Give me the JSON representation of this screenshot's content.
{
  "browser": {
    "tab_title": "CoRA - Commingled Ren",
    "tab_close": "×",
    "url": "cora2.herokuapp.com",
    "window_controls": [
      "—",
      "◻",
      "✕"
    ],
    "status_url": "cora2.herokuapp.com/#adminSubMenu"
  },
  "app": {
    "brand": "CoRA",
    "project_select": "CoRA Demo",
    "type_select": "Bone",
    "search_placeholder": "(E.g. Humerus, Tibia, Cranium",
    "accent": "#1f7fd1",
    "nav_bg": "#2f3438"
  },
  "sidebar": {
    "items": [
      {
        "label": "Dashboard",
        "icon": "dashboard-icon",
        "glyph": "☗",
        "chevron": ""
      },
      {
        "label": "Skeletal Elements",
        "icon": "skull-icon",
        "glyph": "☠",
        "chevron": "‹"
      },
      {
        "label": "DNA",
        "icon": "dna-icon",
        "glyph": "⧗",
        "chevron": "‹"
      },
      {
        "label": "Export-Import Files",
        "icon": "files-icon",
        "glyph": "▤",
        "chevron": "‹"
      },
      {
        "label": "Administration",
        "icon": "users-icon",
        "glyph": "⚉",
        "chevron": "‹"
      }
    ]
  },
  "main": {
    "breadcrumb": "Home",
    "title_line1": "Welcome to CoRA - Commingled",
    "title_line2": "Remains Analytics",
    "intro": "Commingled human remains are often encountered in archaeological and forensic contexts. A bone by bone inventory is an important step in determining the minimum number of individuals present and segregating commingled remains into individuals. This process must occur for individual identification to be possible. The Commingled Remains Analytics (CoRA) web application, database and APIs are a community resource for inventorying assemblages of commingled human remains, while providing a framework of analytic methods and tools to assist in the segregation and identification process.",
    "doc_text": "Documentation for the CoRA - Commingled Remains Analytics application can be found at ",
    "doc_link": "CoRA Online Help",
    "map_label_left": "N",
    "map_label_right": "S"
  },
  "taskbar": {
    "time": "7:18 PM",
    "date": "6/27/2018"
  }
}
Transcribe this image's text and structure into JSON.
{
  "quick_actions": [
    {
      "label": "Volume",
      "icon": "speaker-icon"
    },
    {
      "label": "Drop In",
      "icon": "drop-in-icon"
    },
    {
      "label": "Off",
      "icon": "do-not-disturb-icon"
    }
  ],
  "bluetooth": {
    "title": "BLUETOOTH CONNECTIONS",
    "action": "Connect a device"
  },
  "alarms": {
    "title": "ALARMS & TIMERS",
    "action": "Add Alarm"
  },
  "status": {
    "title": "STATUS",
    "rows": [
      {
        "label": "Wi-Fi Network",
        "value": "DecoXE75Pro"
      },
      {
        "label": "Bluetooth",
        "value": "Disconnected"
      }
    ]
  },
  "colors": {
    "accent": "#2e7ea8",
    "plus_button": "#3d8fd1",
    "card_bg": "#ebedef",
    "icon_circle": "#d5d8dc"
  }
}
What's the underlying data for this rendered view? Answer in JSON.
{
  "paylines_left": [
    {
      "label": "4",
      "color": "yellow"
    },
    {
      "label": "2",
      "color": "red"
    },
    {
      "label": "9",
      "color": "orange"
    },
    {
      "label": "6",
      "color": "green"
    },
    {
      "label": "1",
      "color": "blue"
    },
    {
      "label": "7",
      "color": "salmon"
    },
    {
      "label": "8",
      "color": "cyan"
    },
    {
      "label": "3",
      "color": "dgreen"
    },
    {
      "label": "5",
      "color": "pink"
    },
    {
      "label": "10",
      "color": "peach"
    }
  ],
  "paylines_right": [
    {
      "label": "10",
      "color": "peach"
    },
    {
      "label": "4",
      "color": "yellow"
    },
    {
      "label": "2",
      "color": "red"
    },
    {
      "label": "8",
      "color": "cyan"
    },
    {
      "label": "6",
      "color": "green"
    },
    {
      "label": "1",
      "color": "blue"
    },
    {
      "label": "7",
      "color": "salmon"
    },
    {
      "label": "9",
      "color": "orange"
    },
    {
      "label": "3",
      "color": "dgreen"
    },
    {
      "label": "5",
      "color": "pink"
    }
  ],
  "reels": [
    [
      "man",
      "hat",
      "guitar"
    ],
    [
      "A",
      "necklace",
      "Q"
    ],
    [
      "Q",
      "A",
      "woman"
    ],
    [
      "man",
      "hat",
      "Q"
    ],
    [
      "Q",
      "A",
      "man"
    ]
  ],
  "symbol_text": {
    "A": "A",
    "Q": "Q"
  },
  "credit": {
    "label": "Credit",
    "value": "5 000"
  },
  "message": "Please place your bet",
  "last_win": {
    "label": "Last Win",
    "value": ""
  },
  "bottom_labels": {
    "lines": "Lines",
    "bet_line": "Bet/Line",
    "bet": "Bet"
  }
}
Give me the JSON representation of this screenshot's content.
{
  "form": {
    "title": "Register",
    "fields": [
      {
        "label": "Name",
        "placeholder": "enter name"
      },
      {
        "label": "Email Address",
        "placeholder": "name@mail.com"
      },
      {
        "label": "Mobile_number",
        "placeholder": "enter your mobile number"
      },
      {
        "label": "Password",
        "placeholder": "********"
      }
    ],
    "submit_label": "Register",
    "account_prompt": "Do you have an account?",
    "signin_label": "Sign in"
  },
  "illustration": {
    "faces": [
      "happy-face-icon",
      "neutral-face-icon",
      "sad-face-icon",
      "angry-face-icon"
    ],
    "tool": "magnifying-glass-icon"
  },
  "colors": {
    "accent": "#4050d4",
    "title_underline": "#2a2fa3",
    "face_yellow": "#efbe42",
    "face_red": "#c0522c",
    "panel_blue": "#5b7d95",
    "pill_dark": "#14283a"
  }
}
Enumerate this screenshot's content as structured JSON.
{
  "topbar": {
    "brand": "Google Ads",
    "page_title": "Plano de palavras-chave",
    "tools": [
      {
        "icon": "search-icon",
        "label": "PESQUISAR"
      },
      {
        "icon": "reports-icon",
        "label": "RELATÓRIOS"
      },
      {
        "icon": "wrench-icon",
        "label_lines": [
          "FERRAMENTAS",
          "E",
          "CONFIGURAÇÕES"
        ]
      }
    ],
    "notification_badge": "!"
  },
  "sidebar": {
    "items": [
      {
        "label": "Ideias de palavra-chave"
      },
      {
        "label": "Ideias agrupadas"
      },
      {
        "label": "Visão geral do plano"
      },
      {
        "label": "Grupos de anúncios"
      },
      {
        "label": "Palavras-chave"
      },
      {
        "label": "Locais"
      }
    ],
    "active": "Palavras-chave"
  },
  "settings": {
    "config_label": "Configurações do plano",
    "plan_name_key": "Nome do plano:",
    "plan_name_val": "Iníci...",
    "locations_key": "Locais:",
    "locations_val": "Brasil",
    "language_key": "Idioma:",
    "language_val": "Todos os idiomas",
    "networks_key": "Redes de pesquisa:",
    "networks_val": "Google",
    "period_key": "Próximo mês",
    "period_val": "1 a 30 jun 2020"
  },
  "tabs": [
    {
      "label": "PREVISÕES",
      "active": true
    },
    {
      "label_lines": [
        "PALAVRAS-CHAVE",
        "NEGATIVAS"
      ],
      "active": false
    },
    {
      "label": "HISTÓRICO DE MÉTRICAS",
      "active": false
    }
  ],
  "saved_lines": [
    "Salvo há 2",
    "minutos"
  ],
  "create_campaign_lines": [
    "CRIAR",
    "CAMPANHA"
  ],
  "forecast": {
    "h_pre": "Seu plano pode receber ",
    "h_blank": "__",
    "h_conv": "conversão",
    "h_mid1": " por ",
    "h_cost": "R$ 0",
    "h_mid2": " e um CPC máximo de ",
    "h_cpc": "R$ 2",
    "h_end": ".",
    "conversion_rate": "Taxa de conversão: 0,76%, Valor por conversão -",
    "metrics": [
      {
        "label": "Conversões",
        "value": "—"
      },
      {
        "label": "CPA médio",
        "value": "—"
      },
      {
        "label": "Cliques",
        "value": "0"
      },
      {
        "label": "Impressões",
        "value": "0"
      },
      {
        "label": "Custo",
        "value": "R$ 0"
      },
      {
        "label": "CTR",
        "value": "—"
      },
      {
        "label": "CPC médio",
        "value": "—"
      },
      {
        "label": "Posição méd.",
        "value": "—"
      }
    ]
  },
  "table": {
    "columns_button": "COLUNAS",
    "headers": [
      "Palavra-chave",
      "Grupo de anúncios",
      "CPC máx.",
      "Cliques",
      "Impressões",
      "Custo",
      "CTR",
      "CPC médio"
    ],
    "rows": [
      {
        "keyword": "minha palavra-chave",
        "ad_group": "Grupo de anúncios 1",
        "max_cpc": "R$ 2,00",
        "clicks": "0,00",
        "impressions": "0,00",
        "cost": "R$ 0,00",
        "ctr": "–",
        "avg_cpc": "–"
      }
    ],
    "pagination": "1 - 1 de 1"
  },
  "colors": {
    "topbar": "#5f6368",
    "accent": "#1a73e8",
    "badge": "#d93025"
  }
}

● **Problem requirements**
For the entries above, state how many lines contain the word "herokuapp". Provide the number by itself.

● **Output**
2